*EXERCISE REQUIREMENTS*:
Work through the data below and give the number of lines holding "krajczár", nothing more.

*MATERIAL TO PROCESS*:

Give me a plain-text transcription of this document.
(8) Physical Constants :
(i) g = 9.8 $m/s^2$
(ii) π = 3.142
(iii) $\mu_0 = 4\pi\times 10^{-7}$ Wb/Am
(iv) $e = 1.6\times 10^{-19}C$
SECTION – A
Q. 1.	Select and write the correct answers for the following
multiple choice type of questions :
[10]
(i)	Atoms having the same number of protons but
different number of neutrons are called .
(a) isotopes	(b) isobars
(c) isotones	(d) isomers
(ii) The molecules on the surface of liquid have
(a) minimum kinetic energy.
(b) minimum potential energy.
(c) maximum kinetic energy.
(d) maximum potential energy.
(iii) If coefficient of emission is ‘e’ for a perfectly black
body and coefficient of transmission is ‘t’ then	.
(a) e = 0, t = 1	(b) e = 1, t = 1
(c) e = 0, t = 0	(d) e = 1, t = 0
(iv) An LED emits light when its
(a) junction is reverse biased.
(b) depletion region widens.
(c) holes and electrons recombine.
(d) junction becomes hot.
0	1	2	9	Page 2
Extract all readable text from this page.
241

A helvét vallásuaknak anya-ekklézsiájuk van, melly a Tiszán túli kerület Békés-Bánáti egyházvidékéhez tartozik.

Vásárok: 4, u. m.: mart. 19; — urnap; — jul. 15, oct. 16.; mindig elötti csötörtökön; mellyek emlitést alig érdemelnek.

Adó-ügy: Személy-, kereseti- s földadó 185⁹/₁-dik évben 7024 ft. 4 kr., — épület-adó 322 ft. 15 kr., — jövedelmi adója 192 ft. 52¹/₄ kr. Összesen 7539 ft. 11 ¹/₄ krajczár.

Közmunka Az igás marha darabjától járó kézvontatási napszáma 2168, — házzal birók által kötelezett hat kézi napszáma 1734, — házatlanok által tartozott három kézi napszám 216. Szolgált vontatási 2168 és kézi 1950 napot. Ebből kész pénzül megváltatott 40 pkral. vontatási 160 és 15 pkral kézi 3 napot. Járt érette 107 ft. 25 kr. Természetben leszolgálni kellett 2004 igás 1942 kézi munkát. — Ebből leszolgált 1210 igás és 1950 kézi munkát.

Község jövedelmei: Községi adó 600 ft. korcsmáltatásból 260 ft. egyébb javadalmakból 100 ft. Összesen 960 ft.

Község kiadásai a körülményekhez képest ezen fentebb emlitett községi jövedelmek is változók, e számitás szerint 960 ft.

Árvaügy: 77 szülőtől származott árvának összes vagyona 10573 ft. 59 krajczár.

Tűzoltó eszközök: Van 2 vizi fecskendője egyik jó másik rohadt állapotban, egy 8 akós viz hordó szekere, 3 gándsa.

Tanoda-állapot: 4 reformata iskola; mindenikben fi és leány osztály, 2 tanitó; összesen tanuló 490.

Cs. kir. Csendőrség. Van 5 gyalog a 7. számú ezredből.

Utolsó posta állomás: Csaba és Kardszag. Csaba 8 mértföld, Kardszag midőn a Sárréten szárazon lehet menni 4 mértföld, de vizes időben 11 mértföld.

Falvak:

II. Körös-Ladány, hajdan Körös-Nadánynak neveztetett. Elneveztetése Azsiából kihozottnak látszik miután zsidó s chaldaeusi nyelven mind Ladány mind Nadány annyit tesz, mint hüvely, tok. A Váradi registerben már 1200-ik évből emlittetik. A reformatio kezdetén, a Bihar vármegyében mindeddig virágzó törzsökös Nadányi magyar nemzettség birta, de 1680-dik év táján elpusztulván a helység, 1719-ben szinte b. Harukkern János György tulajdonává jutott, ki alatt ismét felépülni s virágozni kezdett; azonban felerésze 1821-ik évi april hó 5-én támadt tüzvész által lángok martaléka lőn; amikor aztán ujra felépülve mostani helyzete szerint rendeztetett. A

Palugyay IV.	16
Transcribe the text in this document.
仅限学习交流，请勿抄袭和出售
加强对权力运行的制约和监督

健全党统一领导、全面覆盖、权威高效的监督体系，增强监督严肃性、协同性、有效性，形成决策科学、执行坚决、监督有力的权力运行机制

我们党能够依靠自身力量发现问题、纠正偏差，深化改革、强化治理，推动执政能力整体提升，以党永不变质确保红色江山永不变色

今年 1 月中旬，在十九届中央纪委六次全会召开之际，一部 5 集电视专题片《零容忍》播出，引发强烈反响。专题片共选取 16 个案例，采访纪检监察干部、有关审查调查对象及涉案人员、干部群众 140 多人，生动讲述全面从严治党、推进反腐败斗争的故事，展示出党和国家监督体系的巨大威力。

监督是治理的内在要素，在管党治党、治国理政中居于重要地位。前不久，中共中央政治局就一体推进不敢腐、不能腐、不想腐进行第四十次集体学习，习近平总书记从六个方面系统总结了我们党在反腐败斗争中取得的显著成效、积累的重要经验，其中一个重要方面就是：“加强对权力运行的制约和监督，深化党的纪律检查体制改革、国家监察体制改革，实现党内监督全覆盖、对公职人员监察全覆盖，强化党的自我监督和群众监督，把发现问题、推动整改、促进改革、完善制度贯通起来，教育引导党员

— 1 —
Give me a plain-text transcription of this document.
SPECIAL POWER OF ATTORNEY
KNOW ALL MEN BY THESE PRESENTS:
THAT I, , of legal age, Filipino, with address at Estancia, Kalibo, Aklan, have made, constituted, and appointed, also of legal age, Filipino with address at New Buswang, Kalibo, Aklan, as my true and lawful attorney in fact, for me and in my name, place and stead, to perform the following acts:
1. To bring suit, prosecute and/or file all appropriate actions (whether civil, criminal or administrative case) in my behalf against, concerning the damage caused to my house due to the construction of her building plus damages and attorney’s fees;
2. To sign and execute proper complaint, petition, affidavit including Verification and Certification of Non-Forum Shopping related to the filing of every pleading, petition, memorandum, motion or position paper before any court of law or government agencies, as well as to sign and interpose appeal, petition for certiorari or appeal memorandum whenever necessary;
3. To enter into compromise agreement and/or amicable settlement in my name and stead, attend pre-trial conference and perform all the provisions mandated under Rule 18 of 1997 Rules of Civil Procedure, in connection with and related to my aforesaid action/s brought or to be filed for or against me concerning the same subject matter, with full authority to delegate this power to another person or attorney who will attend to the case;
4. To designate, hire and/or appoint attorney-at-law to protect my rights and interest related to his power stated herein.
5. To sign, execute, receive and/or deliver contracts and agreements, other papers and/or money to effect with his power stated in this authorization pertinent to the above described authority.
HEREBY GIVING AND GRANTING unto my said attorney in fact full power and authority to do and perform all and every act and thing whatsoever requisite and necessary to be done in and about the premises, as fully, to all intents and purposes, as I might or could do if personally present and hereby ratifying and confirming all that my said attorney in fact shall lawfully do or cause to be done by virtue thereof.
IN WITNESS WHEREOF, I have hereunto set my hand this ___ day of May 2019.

*WRITTEN REPLY*:
2